Material supplied:
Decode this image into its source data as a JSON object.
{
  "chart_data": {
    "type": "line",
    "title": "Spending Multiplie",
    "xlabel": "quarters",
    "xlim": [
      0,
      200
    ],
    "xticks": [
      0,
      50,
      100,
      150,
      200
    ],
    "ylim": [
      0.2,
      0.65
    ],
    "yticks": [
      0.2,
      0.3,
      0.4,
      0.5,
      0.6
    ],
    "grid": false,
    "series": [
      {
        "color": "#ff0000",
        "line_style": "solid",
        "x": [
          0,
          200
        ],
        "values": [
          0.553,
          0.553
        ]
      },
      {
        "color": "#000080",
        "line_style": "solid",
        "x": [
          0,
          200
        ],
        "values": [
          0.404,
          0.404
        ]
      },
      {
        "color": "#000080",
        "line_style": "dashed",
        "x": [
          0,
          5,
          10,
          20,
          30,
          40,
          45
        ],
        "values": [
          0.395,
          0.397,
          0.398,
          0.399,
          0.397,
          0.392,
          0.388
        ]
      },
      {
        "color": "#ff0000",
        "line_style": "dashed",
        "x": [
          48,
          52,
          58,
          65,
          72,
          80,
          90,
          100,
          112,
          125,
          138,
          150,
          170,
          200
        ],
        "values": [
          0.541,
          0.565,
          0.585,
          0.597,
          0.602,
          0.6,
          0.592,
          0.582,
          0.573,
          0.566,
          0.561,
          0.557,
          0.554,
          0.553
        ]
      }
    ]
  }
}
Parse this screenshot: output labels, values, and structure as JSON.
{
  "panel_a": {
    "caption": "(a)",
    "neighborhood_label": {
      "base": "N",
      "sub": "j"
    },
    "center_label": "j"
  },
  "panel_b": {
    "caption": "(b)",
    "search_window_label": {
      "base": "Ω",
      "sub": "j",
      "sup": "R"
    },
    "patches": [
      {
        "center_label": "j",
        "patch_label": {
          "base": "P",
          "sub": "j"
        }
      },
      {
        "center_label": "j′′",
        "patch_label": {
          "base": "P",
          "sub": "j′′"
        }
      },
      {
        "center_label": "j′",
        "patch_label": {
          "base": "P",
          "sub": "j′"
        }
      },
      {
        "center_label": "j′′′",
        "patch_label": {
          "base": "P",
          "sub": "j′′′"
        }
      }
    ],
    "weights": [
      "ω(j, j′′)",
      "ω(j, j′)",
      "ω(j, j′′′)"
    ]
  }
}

Set problem: Write the data back out verbatim.

Output below:
Decode this image into its source data as a JSON object.
{
  "chart_data": {
    "type": "line",
    "title": "Spending Multiplie",
    "xlabel": "quarters",
    "xlim": [
      0,
      200
    ],
    "xticks": [
      0,
      50,
      100,
      150,
      200
    ],
    "ylim": [
      0.2,
      0.65
    ],
    "yticks": [
      0.2,
      0.3,
      0.4,
      0.5,
      0.6
    ],
    "grid": false,
    "series": [
      {
        "color": "#ff0000",
        "line_style": "solid",
        "x": [
          0,
          200
        ],
        "values": [
          0.553,
          0.553
        ]
      },
      {
        "color": "#000080",
        "line_style": "solid",
        "x": [
          0,
          200
        ],
        "values": [
          0.404,
          0.404
        ]
      },
      {
        "color": "#000080",
        "line_style": "dashed",
        "x": [
          0,
          5,
          10,
          20,
          30,
          40,
          45
        ],
        "values": [
          0.395,
          0.397,
          0.398,
          0.399,
          0.397,
          0.392,
          0.388
        ]
      },
      {
        "color": "#ff0000",
        "line_style": "dashed",
        "x": [
          48,
          52,
          58,
          65,
          72,
          80,
          90,
          100,
          112,
          125,
          138,
          150,
          170,
          200
        ],
        "values": [
          0.541,
          0.565,
          0.585,
          0.597,
          0.602,
          0.6,
          0.592,
          0.582,
          0.573,
          0.566,
          0.561,
          0.557,
          0.554,
          0.553
        ]
      }
    ]
  }
}
Parse this screenshot: output labels, values, and structure as JSON.
{
  "panel_a": {
    "caption": "(a)",
    "neighborhood_label": {
      "base": "N",
      "sub": "j"
    },
    "center_label": "j"
  },
  "panel_b": {
    "caption": "(b)",
    "search_window_label": {
      "base": "Ω",
      "sub": "j",
      "sup": "R"
    },
    "patches": [
      {
        "center_label": "j",
        "patch_label": {
          "base": "P",
          "sub": "j"
        }
      },
      {
        "center_label": "j′′",
        "patch_label": {
          "base": "P",
          "sub": "j′′"
        }
      },
      {
        "center_label": "j′",
        "patch_label": {
          "base": "P",
          "sub": "j′"
        }
      },
      {
        "center_label": "j′′′",
        "patch_label": {
          "base": "P",
          "sub": "j′′′"
        }
      }
    ],
    "weights": [
      "ω(j, j′′)",
      "ω(j, j′)",
      "ω(j, j′′′)"
    ]
  }
}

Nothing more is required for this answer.